Recorded data →
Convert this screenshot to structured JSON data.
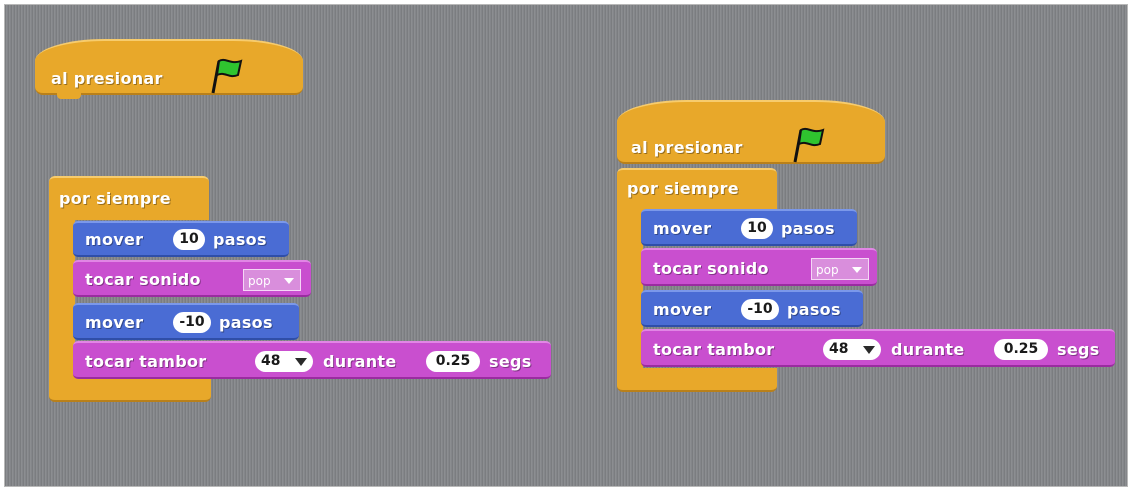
{
  "scripts": [
    {
      "hat_label": "al presionar",
      "forever_label": "por siempre",
      "move1": {
        "prefix": "mover",
        "value": "10",
        "suffix": "pasos"
      },
      "sound": {
        "prefix": "tocar sonido",
        "value": "pop"
      },
      "move2": {
        "prefix": "mover",
        "value": "-10",
        "suffix": "pasos"
      },
      "drum": {
        "prefix": "tocar tambor",
        "drum": "48",
        "middle": "durante",
        "beats": "0.25",
        "suffix": "segs"
      }
    },
    {
      "hat_label": "al presionar",
      "forever_label": "por siempre",
      "move1": {
        "prefix": "mover",
        "value": "10",
        "suffix": "pasos"
      },
      "sound": {
        "prefix": "tocar sonido",
        "value": "pop"
      },
      "move2": {
        "prefix": "mover",
        "value": "-10",
        "suffix": "pasos"
      },
      "drum": {
        "prefix": "tocar tambor",
        "drum": "48",
        "middle": "durante",
        "beats": "0.25",
        "suffix": "segs"
      }
    }
  ],
  "colors": {
    "control": "#e8a82a",
    "motion": "#4a6cd4",
    "sound": "#c94fcf",
    "flag": "#2fc42f",
    "workspace": "#85878a"
  },
  "icons": {
    "hat_icon": "green-flag-icon",
    "dropdown_icon": "dropdown-arrow-icon"
  }
}
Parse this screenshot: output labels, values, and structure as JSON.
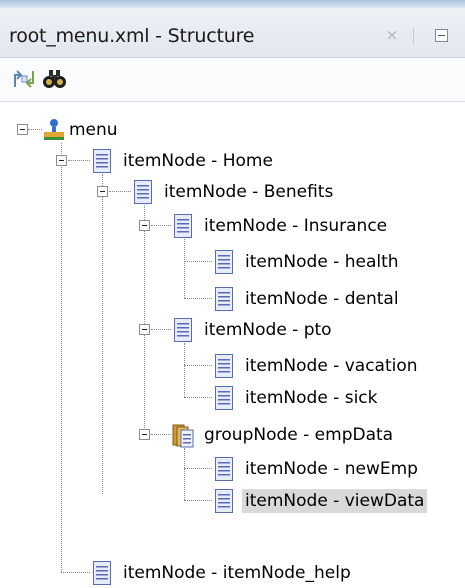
{
  "panel": {
    "title": "root_menu.xml - Structure",
    "close_glyph": "×"
  },
  "toolbar": {
    "buttons": [
      {
        "icon": "synchronize-icon"
      },
      {
        "icon": "binoculars-find-icon"
      }
    ]
  },
  "tree": {
    "nodes": [
      {
        "label": "menu",
        "icon": "menu-root-icon",
        "expanded": true
      },
      {
        "label": "itemNode - Home",
        "icon": "document-icon",
        "expanded": true
      },
      {
        "label": "itemNode - Benefits",
        "icon": "document-icon",
        "expanded": true
      },
      {
        "label": "itemNode - Insurance",
        "icon": "document-icon",
        "expanded": true
      },
      {
        "label": "itemNode - health",
        "icon": "document-icon"
      },
      {
        "label": "itemNode - dental",
        "icon": "document-icon"
      },
      {
        "label": "itemNode - pto",
        "icon": "document-icon",
        "expanded": true
      },
      {
        "label": "itemNode - vacation",
        "icon": "document-icon"
      },
      {
        "label": "itemNode - sick",
        "icon": "document-icon"
      },
      {
        "label": "groupNode - empData",
        "icon": "group-folder-icon",
        "expanded": true
      },
      {
        "label": "itemNode - newEmp",
        "icon": "document-icon"
      },
      {
        "label": "itemNode - viewData",
        "icon": "document-icon",
        "selected": true
      },
      {
        "label": "itemNode - itemNode_help",
        "icon": "document-icon"
      }
    ]
  }
}
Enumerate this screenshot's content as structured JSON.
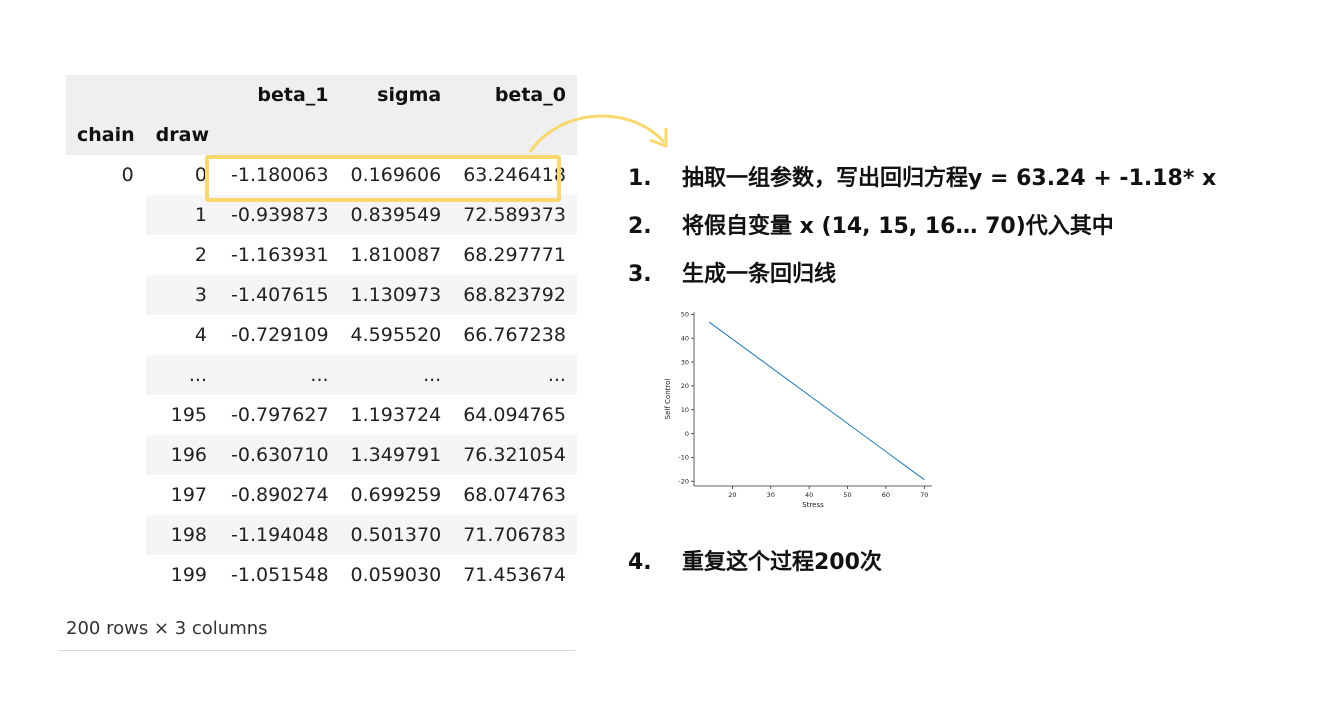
{
  "table": {
    "columns": [
      "beta_1",
      "sigma",
      "beta_0"
    ],
    "index_names": [
      "chain",
      "draw"
    ],
    "rows": [
      {
        "chain": "0",
        "draw": "0",
        "beta_1": "-1.180063",
        "sigma": "0.169606",
        "beta_0": "63.246418"
      },
      {
        "chain": "",
        "draw": "1",
        "beta_1": "-0.939873",
        "sigma": "0.839549",
        "beta_0": "72.589373"
      },
      {
        "chain": "",
        "draw": "2",
        "beta_1": "-1.163931",
        "sigma": "1.810087",
        "beta_0": "68.297771"
      },
      {
        "chain": "",
        "draw": "3",
        "beta_1": "-1.407615",
        "sigma": "1.130973",
        "beta_0": "68.823792"
      },
      {
        "chain": "",
        "draw": "4",
        "beta_1": "-0.729109",
        "sigma": "4.595520",
        "beta_0": "66.767238"
      },
      {
        "chain": "",
        "draw": "...",
        "beta_1": "...",
        "sigma": "...",
        "beta_0": "..."
      },
      {
        "chain": "",
        "draw": "195",
        "beta_1": "-0.797627",
        "sigma": "1.193724",
        "beta_0": "64.094765"
      },
      {
        "chain": "",
        "draw": "196",
        "beta_1": "-0.630710",
        "sigma": "1.349791",
        "beta_0": "76.321054"
      },
      {
        "chain": "",
        "draw": "197",
        "beta_1": "-0.890274",
        "sigma": "0.699259",
        "beta_0": "68.074763"
      },
      {
        "chain": "",
        "draw": "198",
        "beta_1": "-1.194048",
        "sigma": "0.501370",
        "beta_0": "71.706783"
      },
      {
        "chain": "",
        "draw": "199",
        "beta_1": "-1.051548",
        "sigma": "0.059030",
        "beta_0": "71.453674"
      }
    ],
    "footer": "200 rows × 3 columns"
  },
  "steps": [
    {
      "num": "1.",
      "text": "抽取一组参数，写出回归方程y = 63.24 + -1.18* x"
    },
    {
      "num": "2.",
      "text": "将假自变量 x (14, 15, 16… 70)代入其中"
    },
    {
      "num": "3.",
      "text": "生成一条回归线"
    },
    {
      "num": "4.",
      "text": "重复这个过程200次"
    }
  ],
  "colors": {
    "highlight": "#f9d86f",
    "line": "#1f77b4",
    "header_bg": "#efefef",
    "stripe_bg": "#f5f5f5"
  },
  "chart_data": {
    "type": "line",
    "xlabel": "Stress",
    "ylabel": "Self Control",
    "xlim": [
      10,
      72
    ],
    "ylim": [
      -22,
      51
    ],
    "xticks": [
      20,
      30,
      40,
      50,
      60,
      70
    ],
    "yticks": [
      -20,
      -10,
      0,
      10,
      20,
      30,
      40,
      50
    ],
    "series": [
      {
        "x": [
          14,
          70
        ],
        "y": [
          46.72,
          -19.36
        ]
      }
    ],
    "grid": false
  }
}
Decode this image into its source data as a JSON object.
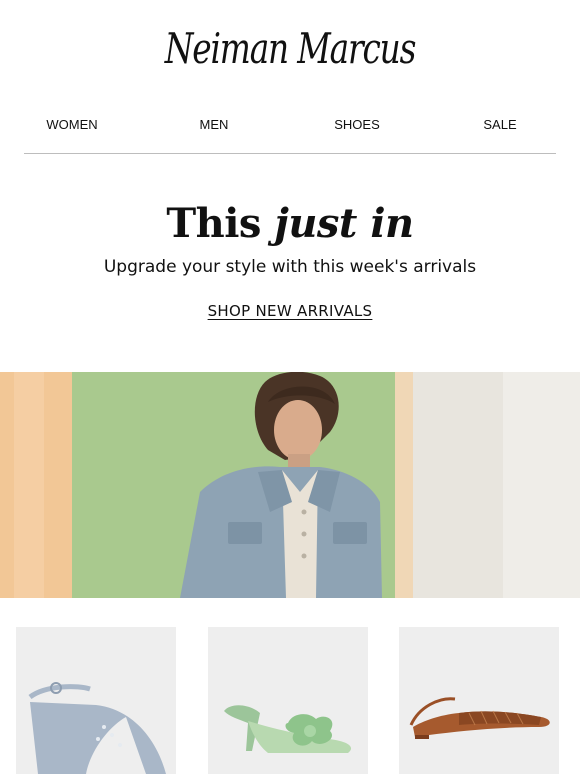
{
  "brand": {
    "logo_text": "Neiman Marcus"
  },
  "nav": {
    "items": [
      "WOMEN",
      "MEN",
      "SHOES",
      "SALE"
    ]
  },
  "promo": {
    "headline_plain": "This",
    "headline_italic": "just in",
    "subhead": "Upgrade your style with this week's arrivals",
    "cta_label": "SHOP NEW ARRIVALS"
  },
  "hero_image": {
    "subject": "model-in-denim-jacket"
  },
  "products": [
    {
      "subject": "light-blue-suede-block-heel-sandal"
    },
    {
      "subject": "green-floral-kitten-heel-mule"
    },
    {
      "subject": "woven-cognac-slingback-flat"
    }
  ],
  "colors": {
    "background": "#ffffff",
    "text": "#111111",
    "divider": "#bdbdbd",
    "hero_green_panel": "#a9c98e",
    "hero_peach": "#f3c99a",
    "denim": "#8ea3b4"
  }
}
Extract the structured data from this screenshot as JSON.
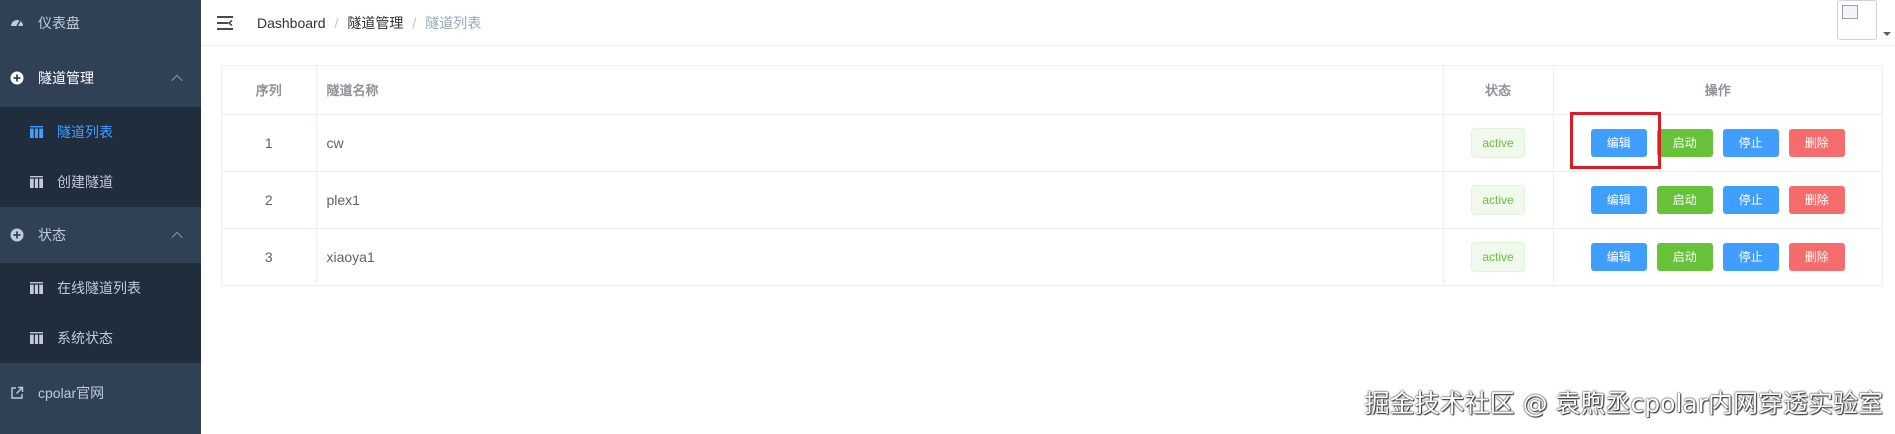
{
  "sidebar": {
    "dashboard": "仪表盘",
    "tunnel_mgmt": "隧道管理",
    "tunnel_list": "隧道列表",
    "create_tunnel": "创建隧道",
    "status": "状态",
    "online_tunnels": "在线隧道列表",
    "system_status": "系统状态",
    "cpolar_site": "cpolar官网"
  },
  "breadcrumb": [
    "Dashboard",
    "隧道管理",
    "隧道列表"
  ],
  "table": {
    "headers": {
      "index": "序列",
      "name": "隧道名称",
      "status": "状态",
      "ops": "操作"
    },
    "rows": [
      {
        "index": "1",
        "name": "cw",
        "status": "active"
      },
      {
        "index": "2",
        "name": "plex1",
        "status": "active"
      },
      {
        "index": "3",
        "name": "xiaoya1",
        "status": "active"
      }
    ],
    "actions": {
      "edit": "编辑",
      "start": "启动",
      "stop": "停止",
      "delete": "删除"
    }
  },
  "colors": {
    "sidebar_bg": "#304156",
    "active": "#409eff",
    "success": "#67c23a",
    "danger": "#f56c6c",
    "highlight": "#d81e24"
  },
  "watermark": "掘金技术社区 @ 袁煦丞cpolar内网穿透实验室"
}
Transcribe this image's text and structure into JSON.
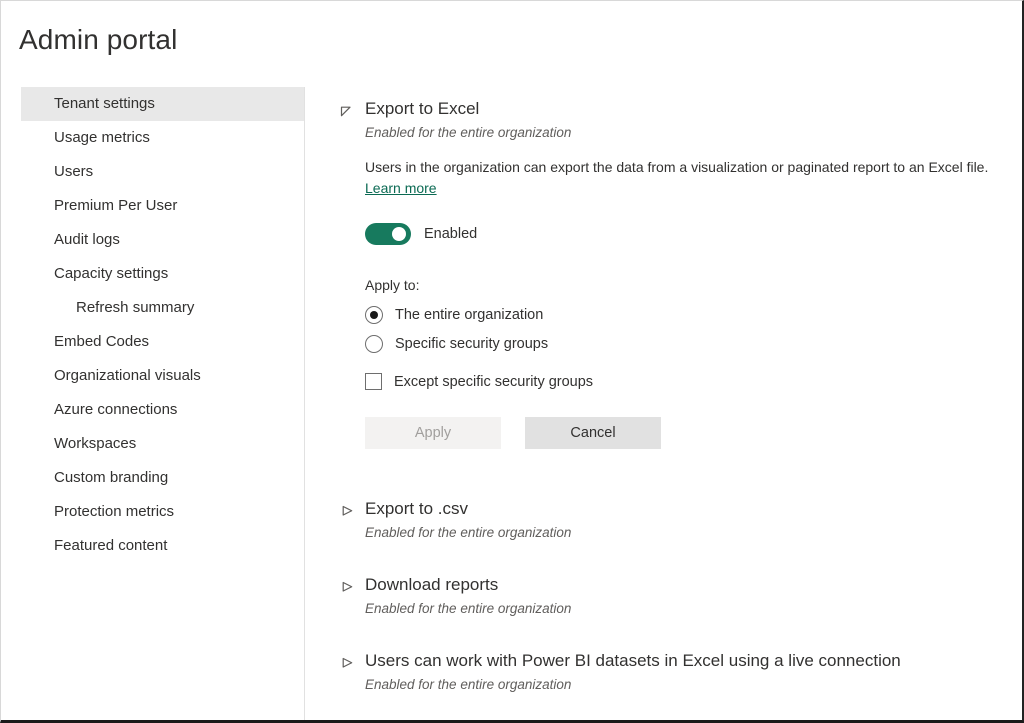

What is required →
Omit the pictures and give the material again, exactly and in full.

Solution to the problem →
Convert this screenshot to structured JSON data.
{
  "scripts": [
    {
      "hat_label": "al presionar",
      "forever_label": "por siempre",
      "move1": {
        "prefix": "mover",
        "value": "10",
        "suffix": "pasos"
      },
      "sound": {
        "prefix": "tocar sonido",
        "value": "pop"
      },
      "move2": {
        "prefix": "mover",
        "value": "-10",
        "suffix": "pasos"
      },
      "drum": {
        "prefix": "tocar tambor",
        "drum": "48",
        "middle": "durante",
        "beats": "0.25",
        "suffix": "segs"
      }
    },
    {
      "hat_label": "al presionar",
      "forever_label": "por siempre",
      "move1": {
        "prefix": "mover",
        "value": "10",
        "suffix": "pasos"
      },
      "sound": {
        "prefix": "tocar sonido",
        "value": "pop"
      },
      "move2": {
        "prefix": "mover",
        "value": "-10",
        "suffix": "pasos"
      },
      "drum": {
        "prefix": "tocar tambor",
        "drum": "48",
        "middle": "durante",
        "beats": "0.25",
        "suffix": "segs"
      }
    }
  ],
  "colors": {
    "control": "#e8a82a",
    "motion": "#4a6cd4",
    "sound": "#c94fcf",
    "flag": "#2fc42f",
    "workspace": "#85878a"
  },
  "icons": {
    "hat_icon": "green-flag-icon",
    "dropdown_icon": "dropdown-arrow-icon"
  }
}
Parse this screenshot: output labels, values, and structure as JSON.
{
  "panel": {
    "title": "root_menu.xml - Structure",
    "close_glyph": "×"
  },
  "toolbar": {
    "buttons": [
      {
        "icon": "synchronize-icon"
      },
      {
        "icon": "binoculars-find-icon"
      }
    ]
  },
  "tree": {
    "nodes": [
      {
        "label": "menu",
        "icon": "menu-root-icon",
        "expanded": true
      },
      {
        "label": "itemNode - Home",
        "icon": "document-icon",
        "expanded": true
      },
      {
        "label": "itemNode - Benefits",
        "icon": "document-icon",
        "expanded": true
      },
      {
        "label": "itemNode - Insurance",
        "icon": "document-icon",
        "expanded": true
      },
      {
        "label": "itemNode - health",
        "icon": "document-icon"
      },
      {
        "label": "itemNode - dental",
        "icon": "document-icon"
      },
      {
        "label": "itemNode - pto",
        "icon": "document-icon",
        "expanded": true
      },
      {
        "label": "itemNode - vacation",
        "icon": "document-icon"
      },
      {
        "label": "itemNode - sick",
        "icon": "document-icon"
      },
      {
        "label": "groupNode - empData",
        "icon": "group-folder-icon",
        "expanded": true
      },
      {
        "label": "itemNode - newEmp",
        "icon": "document-icon"
      },
      {
        "label": "itemNode - viewData",
        "icon": "document-icon",
        "selected": true
      },
      {
        "label": "itemNode - itemNode_help",
        "icon": "document-icon"
      }
    ]
  }
}
Enumerate this screenshot's content as structured JSON.
{
  "table": {
    "columns": [
      "beta_1",
      "sigma",
      "beta_0"
    ],
    "index_names": [
      "chain",
      "draw"
    ],
    "rows": [
      {
        "chain": "0",
        "draw": "0",
        "beta_1": "-1.180063",
        "sigma": "0.169606",
        "beta_0": "63.246418"
      },
      {
        "chain": "",
        "draw": "1",
        "beta_1": "-0.939873",
        "sigma": "0.839549",
        "beta_0": "72.589373"
      },
      {
        "chain": "",
        "draw": "2",
        "beta_1": "-1.163931",
        "sigma": "1.810087",
        "beta_0": "68.297771"
      },
      {
        "chain": "",
        "draw": "3",
        "beta_1": "-1.407615",
        "sigma": "1.130973",
        "beta_0": "68.823792"
      },
      {
        "chain": "",
        "draw": "4",
        "beta_1": "-0.729109",
        "sigma": "4.595520",
        "beta_0": "66.767238"
      },
      {
        "chain": "",
        "draw": "...",
        "beta_1": "...",
        "sigma": "...",
        "beta_0": "..."
      },
      {
        "chain": "",
        "draw": "195",
        "beta_1": "-0.797627",
        "sigma": "1.193724",
        "beta_0": "64.094765"
      },
      {
        "chain": "",
        "draw": "196",
        "beta_1": "-0.630710",
        "sigma": "1.349791",
        "beta_0": "76.321054"
      },
      {
        "chain": "",
        "draw": "197",
        "beta_1": "-0.890274",
        "sigma": "0.699259",
        "beta_0": "68.074763"
      },
      {
        "chain": "",
        "draw": "198",
        "beta_1": "-1.194048",
        "sigma": "0.501370",
        "beta_0": "71.706783"
      },
      {
        "chain": "",
        "draw": "199",
        "beta_1": "-1.051548",
        "sigma": "0.059030",
        "beta_0": "71.453674"
      }
    ],
    "footer": "200 rows × 3 columns"
  },
  "steps": [
    {
      "num": "1.",
      "text": "抽取一组参数，写出回归方程y = 63.24 + -1.18* x"
    },
    {
      "num": "2.",
      "text": "将假自变量 x (14, 15, 16… 70)代入其中"
    },
    {
      "num": "3.",
      "text": "生成一条回归线"
    },
    {
      "num": "4.",
      "text": "重复这个过程200次"
    }
  ],
  "colors": {
    "highlight": "#f9d86f",
    "line": "#1f77b4",
    "header_bg": "#efefef",
    "stripe_bg": "#f5f5f5"
  },
  "chart_data": {
    "type": "line",
    "xlabel": "Stress",
    "ylabel": "Self Control",
    "xlim": [
      10,
      72
    ],
    "ylim": [
      -22,
      51
    ],
    "xticks": [
      20,
      30,
      40,
      50,
      60,
      70
    ],
    "yticks": [
      -20,
      -10,
      0,
      10,
      20,
      30,
      40,
      50
    ],
    "series": [
      {
        "x": [
          14,
          70
        ],
        "y": [
          46.72,
          -19.36
        ]
      }
    ],
    "grid": false
  }
}
Decode this image into its source data as a JSON object.
{
  "brand": {
    "logo_text": "Neiman Marcus"
  },
  "nav": {
    "items": [
      "WOMEN",
      "MEN",
      "SHOES",
      "SALE"
    ]
  },
  "promo": {
    "headline_plain": "This",
    "headline_italic": "just in",
    "subhead": "Upgrade your style with this week's arrivals",
    "cta_label": "SHOP NEW ARRIVALS"
  },
  "hero_image": {
    "subject": "model-in-denim-jacket"
  },
  "products": [
    {
      "subject": "light-blue-suede-block-heel-sandal"
    },
    {
      "subject": "green-floral-kitten-heel-mule"
    },
    {
      "subject": "woven-cognac-slingback-flat"
    }
  ],
  "colors": {
    "background": "#ffffff",
    "text": "#111111",
    "divider": "#bdbdbd",
    "hero_green_panel": "#a9c98e",
    "hero_peach": "#f3c99a",
    "denim": "#8ea3b4"
  }
}
Extract the structured data from this screenshot as JSON.
{
  "sidebar": {
    "dashboard": "仪表盘",
    "tunnel_mgmt": "隧道管理",
    "tunnel_list": "隧道列表",
    "create_tunnel": "创建隧道",
    "status": "状态",
    "online_tunnels": "在线隧道列表",
    "system_status": "系统状态",
    "cpolar_site": "cpolar官网"
  },
  "breadcrumb": [
    "Dashboard",
    "隧道管理",
    "隧道列表"
  ],
  "table": {
    "headers": {
      "index": "序列",
      "name": "隧道名称",
      "status": "状态",
      "ops": "操作"
    },
    "rows": [
      {
        "index": "1",
        "name": "cw",
        "status": "active"
      },
      {
        "index": "2",
        "name": "plex1",
        "status": "active"
      },
      {
        "index": "3",
        "name": "xiaoya1",
        "status": "active"
      }
    ],
    "actions": {
      "edit": "编辑",
      "start": "启动",
      "stop": "停止",
      "delete": "删除"
    }
  },
  "colors": {
    "sidebar_bg": "#304156",
    "active": "#409eff",
    "success": "#67c23a",
    "danger": "#f56c6c",
    "highlight": "#d81e24"
  },
  "watermark": "掘金技术社区 @ 袁煦丞cpolar内网穿透实验室"
}
Transcribe this image's text and structure into JSON.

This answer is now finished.